■ Supplied text
>> START

Cruel... Mother whose husband killed their son and 2 daughters breaks her silence

Piece by: Caren Nyota
Lifestyle

A mother whose husband killed their young son and daughters before leaping off a cliff has spoken for the first time to say society 'failed' her family and that the tragic deaths were a 'wake-up call'.

Ruth Fuller, from Milkwall in Gloucestershire, felt 'enough rage to rip worlds apart' when her runaway husband Ceri murdered Samuel, 12, Rebecca, 8, and 7-year-old Charlotte in July 2012.

The children suffered severe neck wounds thought to have been inflicted with a hunting knife.

Mrs Fuller said her husband, 35, was 'very, very ill' and did not seek help because society encourages 'maladjusted' people to hide their problems instead of seeking support.

After six years of soul-searching, she said she had come to the conclusion that the deaths were a sign of wider problems in society. She said;

If their brutal murder at the hands of their deeply troubled father isn't the wake up call to us all that it really needs to be, we didn't deserve their beautiful souls in this world.

>> END

■ Stored data
>> START

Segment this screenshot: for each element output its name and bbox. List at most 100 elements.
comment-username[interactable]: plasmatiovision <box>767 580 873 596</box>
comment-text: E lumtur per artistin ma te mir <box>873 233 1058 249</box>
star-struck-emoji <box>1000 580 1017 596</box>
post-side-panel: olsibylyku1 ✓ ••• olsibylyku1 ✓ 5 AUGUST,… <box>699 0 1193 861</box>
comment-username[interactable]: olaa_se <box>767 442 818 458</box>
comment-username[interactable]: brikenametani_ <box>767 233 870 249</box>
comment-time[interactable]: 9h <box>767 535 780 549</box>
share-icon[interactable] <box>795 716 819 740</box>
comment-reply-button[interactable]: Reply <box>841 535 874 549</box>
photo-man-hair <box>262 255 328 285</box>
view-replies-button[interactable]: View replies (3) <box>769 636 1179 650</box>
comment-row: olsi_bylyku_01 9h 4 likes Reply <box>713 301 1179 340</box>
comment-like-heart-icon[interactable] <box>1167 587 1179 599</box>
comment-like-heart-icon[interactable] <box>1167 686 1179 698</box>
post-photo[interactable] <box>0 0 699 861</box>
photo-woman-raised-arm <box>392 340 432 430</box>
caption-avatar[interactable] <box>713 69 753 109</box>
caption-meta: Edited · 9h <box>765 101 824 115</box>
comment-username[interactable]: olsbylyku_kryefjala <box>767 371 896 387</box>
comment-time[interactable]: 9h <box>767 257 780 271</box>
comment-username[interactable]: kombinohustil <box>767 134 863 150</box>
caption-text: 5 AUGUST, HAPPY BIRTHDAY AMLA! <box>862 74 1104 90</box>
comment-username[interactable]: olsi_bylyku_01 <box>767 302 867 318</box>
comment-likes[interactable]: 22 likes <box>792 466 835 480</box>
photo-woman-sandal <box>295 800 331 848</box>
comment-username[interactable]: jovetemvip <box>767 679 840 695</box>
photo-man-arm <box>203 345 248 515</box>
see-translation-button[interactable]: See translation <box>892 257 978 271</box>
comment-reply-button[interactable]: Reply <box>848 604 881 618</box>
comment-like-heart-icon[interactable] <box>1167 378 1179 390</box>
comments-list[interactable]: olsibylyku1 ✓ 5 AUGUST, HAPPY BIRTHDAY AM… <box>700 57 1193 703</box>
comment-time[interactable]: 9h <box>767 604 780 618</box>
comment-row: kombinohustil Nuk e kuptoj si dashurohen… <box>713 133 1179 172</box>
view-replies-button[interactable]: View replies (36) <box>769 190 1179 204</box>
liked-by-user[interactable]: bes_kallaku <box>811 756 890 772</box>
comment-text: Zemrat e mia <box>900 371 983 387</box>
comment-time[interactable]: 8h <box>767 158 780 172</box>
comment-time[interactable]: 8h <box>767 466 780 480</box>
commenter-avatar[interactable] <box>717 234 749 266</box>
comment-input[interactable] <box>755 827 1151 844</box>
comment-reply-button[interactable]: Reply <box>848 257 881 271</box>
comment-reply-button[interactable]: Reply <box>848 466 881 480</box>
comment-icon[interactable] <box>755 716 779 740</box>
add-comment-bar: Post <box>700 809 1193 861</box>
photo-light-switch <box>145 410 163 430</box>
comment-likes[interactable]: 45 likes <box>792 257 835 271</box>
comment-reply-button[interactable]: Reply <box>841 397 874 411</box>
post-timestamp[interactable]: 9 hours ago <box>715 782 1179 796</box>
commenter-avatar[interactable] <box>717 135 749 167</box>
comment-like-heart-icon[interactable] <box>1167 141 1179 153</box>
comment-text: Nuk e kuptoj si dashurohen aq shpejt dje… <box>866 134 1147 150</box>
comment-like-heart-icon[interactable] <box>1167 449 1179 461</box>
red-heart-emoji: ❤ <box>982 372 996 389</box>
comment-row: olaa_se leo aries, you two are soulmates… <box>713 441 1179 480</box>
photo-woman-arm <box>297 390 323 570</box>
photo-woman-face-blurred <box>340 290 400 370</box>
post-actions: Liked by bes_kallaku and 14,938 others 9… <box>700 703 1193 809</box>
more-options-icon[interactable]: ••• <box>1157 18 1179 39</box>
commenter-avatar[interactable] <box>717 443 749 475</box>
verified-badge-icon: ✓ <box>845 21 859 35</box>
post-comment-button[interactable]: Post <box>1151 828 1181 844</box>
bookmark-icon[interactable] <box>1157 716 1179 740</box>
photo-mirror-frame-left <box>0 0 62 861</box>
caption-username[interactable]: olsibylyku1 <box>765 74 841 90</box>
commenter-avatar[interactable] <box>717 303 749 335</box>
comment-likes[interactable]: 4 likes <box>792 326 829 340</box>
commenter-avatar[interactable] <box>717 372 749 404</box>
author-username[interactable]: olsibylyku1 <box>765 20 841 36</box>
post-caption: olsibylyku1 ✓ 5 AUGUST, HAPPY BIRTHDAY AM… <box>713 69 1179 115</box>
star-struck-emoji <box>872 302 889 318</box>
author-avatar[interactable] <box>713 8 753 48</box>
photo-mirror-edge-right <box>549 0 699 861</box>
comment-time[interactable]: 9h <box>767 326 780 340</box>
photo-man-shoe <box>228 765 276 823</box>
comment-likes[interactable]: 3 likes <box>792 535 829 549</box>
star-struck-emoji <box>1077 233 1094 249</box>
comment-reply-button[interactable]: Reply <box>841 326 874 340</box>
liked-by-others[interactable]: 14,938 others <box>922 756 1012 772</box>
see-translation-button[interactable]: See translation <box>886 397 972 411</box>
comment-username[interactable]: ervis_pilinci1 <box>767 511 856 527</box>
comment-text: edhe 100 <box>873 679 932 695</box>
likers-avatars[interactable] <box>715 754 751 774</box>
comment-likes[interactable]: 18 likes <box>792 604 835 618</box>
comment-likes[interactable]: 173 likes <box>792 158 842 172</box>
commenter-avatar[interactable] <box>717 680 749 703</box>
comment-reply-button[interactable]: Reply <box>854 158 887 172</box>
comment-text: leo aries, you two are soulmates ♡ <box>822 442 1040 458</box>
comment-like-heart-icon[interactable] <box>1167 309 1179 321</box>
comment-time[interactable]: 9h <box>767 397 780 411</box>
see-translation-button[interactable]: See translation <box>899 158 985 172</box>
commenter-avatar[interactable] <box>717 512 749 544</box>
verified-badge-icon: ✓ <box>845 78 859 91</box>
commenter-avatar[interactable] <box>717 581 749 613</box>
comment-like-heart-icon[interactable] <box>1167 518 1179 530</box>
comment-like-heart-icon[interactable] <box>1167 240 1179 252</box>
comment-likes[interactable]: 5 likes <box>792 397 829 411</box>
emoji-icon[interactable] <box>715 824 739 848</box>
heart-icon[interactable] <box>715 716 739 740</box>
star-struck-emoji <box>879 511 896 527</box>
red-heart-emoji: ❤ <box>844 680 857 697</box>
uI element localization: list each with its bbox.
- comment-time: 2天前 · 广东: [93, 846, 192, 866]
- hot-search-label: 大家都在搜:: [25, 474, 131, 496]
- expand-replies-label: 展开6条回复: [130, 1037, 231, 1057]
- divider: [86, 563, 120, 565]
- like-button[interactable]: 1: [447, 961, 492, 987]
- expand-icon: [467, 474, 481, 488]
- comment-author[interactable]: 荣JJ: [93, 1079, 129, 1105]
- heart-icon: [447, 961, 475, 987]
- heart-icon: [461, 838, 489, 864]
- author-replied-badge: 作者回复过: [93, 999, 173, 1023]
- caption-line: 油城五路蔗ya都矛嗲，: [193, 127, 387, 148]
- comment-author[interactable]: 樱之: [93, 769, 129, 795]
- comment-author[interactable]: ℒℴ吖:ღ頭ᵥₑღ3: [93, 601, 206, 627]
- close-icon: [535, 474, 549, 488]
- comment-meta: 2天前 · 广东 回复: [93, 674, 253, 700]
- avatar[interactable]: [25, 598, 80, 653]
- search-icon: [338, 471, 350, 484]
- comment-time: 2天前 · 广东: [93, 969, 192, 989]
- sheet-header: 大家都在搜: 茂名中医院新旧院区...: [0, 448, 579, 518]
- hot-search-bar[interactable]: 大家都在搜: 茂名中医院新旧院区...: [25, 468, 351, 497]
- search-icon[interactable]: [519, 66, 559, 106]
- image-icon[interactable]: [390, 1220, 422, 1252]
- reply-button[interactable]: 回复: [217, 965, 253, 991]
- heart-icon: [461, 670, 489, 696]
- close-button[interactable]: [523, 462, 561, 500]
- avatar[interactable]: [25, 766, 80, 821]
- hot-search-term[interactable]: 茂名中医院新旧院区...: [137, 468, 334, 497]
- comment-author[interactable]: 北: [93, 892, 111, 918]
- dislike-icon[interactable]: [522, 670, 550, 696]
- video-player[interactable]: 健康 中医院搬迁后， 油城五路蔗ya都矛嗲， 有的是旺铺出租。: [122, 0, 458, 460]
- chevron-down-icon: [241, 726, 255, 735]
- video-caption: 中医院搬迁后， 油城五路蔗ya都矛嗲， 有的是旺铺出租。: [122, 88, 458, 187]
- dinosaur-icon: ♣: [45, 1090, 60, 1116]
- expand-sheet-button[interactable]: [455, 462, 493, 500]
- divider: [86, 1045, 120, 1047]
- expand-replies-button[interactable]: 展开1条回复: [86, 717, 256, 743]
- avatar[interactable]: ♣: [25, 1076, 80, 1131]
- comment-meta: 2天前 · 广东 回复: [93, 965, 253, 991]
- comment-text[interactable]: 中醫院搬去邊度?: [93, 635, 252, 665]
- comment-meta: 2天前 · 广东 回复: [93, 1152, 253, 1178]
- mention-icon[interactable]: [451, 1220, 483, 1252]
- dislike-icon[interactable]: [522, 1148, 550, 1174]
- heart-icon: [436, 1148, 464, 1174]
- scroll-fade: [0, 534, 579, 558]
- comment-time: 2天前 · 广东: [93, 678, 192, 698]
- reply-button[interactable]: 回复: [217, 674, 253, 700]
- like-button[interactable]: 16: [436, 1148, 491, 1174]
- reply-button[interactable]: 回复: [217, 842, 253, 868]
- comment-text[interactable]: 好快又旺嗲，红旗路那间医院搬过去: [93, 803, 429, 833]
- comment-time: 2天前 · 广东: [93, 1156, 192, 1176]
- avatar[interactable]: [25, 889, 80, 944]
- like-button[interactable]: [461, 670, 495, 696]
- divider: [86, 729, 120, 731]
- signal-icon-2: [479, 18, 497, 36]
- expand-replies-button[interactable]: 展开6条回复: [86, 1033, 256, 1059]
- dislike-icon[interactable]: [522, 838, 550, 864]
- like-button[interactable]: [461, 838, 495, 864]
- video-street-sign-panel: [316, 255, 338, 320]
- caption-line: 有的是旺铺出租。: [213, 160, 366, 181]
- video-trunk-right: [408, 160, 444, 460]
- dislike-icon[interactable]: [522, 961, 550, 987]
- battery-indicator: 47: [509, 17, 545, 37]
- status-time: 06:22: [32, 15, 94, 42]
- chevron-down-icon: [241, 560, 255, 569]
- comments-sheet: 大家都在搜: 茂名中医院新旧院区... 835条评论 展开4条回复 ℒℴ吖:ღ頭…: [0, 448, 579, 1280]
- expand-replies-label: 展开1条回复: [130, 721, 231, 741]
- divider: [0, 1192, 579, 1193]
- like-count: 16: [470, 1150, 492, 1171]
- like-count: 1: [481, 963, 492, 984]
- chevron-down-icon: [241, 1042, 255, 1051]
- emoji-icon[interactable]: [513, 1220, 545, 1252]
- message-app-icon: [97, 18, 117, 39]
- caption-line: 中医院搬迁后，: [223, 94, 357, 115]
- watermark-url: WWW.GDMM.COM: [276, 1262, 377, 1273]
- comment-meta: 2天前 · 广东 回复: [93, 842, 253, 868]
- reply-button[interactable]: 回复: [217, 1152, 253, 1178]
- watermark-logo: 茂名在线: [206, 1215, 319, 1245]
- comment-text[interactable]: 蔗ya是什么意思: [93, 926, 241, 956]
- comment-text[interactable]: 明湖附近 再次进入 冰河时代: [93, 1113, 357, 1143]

>> END

■ Requirements
Reproduce the full news article about Ruth Fuller word for word.

■ Complete output
Cruel... Mother whose husband killed their son and 2 daughters breaks her silence

Piece by: Caren Nyota
Lifestyle

A mother whose husband killed their young son and daughters before leaping off a cliff has spoken for the first time to say society 'failed' her family and that the tragic deaths were a 'wake-up call'.

Ruth Fuller, from Milkwall in Gloucestershire, felt 'enough rage to rip worlds apart' when her runaway husband Ceri murdered Samuel, 12, Rebecca, 8, and 7-year-old Charlotte in July 2012.

The children suffered severe neck wounds thought to have been inflicted with a hunting knife.

Mrs Fuller said her husband, 35, was 'very, very ill' and did not seek help because society encourages 'maladjusted' people to hide their problems instead of seeking support.

After six years of soul-searching, she said she had come to the conclusion that the deaths were a sign of wider problems in society. She said;

If their brutal murder at the hands of their deeply troubled father isn't the wake up call to us all that it really needs to be, we didn't deserve their beautiful souls in this world.